* [Record extracts]

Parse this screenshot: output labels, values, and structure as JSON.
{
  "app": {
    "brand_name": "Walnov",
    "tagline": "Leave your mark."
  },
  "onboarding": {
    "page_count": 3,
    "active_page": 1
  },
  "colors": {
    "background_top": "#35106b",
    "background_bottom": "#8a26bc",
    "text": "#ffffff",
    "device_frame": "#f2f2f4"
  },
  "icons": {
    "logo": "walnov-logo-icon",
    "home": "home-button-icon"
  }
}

* [What to work on]
Return every record, word for word.

* [Expected answer]
Parse this screenshot: output labels, values, and structure as JSON.
{
  "app": {
    "brand_name": "Walnov",
    "tagline": "Leave your mark."
  },
  "onboarding": {
    "page_count": 3,
    "active_page": 1
  },
  "colors": {
    "background_top": "#35106b",
    "background_bottom": "#8a26bc",
    "text": "#ffffff",
    "device_frame": "#f2f2f4"
  },
  "icons": {
    "logo": "walnov-logo-icon",
    "home": "home-button-icon"
  }
}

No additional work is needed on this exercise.